» **Dataset items**
▼

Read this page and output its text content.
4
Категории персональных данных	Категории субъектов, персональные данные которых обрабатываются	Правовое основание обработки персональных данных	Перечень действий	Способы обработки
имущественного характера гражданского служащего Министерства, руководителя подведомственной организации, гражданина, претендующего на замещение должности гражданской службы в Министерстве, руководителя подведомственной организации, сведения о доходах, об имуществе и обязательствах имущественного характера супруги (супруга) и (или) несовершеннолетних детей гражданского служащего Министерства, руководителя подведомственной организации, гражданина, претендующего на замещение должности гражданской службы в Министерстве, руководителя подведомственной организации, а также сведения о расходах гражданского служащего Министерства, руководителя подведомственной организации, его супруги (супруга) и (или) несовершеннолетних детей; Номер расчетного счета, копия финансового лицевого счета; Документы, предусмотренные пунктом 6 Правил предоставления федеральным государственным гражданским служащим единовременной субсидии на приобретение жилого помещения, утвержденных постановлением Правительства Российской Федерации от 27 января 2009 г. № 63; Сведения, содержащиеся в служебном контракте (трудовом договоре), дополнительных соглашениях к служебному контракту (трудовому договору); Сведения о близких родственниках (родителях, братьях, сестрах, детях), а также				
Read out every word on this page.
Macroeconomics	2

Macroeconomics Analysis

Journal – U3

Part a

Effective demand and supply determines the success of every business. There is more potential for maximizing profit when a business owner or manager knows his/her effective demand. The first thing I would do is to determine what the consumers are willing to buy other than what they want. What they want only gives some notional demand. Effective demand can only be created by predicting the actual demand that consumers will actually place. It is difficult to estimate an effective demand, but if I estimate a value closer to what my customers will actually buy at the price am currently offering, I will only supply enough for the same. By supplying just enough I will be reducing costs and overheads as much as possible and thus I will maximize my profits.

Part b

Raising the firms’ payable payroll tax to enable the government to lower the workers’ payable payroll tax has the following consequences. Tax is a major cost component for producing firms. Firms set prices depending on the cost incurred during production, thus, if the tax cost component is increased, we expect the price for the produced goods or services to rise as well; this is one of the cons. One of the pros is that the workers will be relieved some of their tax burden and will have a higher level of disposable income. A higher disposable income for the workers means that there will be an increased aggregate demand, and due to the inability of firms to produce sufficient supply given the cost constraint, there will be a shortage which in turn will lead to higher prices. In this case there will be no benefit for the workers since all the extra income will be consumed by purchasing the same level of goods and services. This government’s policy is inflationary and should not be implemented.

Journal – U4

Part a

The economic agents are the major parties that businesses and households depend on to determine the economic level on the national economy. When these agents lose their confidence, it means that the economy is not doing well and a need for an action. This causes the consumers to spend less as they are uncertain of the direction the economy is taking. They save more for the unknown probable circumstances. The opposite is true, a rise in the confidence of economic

▲

» **Goal**
Output the listing above word for word.

» **Finished task**
Read this page and output its text content.
4
Категории персональных данных	Категории субъектов, персональные данные которых обрабатываются	Правовое основание обработки персональных данных	Перечень действий	Способы обработки
имущественного характера гражданского служащего Министерства, руководителя подведомственной организации, гражданина, претендующего на замещение должности гражданской службы в Министерстве, руководителя подведомственной организации, сведения о доходах, об имуществе и обязательствах имущественного характера супруги (супруга) и (или) несовершеннолетних детей гражданского служащего Министерства, руководителя подведомственной организации, гражданина, претендующего на замещение должности гражданской службы в Министерстве, руководителя подведомственной организации, а также сведения о расходах гражданского служащего Министерства, руководителя подведомственной организации, его супруги (супруга) и (или) несовершеннолетних детей; Номер расчетного счета, копия финансового лицевого счета; Документы, предусмотренные пунктом 6 Правил предоставления федеральным государственным гражданским служащим единовременной субсидии на приобретение жилого помещения, утвержденных постановлением Правительства Российской Федерации от 27 января 2009 г. № 63; Сведения, содержащиеся в служебном контракте (трудовом договоре), дополнительных соглашениях к служебному контракту (трудовому договору); Сведения о близких родственниках (родителях, братьях, сестрах, детях), а также				
Read out every word on this page.
Macroeconomics	2

Macroeconomics Analysis

Journal – U3

Part a

Effective demand and supply determines the success of every business. There is more potential for maximizing profit when a business owner or manager knows his/her effective demand. The first thing I would do is to determine what the consumers are willing to buy other than what they want. What they want only gives some notional demand. Effective demand can only be created by predicting the actual demand that consumers will actually place. It is difficult to estimate an effective demand, but if I estimate a value closer to what my customers will actually buy at the price am currently offering, I will only supply enough for the same. By supplying just enough I will be reducing costs and overheads as much as possible and thus I will maximize my profits.

Part b

Raising the firms’ payable payroll tax to enable the government to lower the workers’ payable payroll tax has the following consequences. Tax is a major cost component for producing firms. Firms set prices depending on the cost incurred during production, thus, if the tax cost component is increased, we expect the price for the produced goods or services to rise as well; this is one of the cons. One of the pros is that the workers will be relieved some of their tax burden and will have a higher level of disposable income. A higher disposable income for the workers means that there will be an increased aggregate demand, and due to the inability of firms to produce sufficient supply given the cost constraint, there will be a shortage which in turn will lead to higher prices. In this case there will be no benefit for the workers since all the extra income will be consumed by purchasing the same level of goods and services. This government’s policy is inflationary and should not be implemented.

Journal – U4

Part a

The economic agents are the major parties that businesses and households depend on to determine the economic level on the national economy. When these agents lose their confidence, it means that the economy is not doing well and a need for an action. This causes the consumers to spend less as they are uncertain of the direction the economy is taking. They save more for the unknown probable circumstances. The opposite is true, a rise in the confidence of economic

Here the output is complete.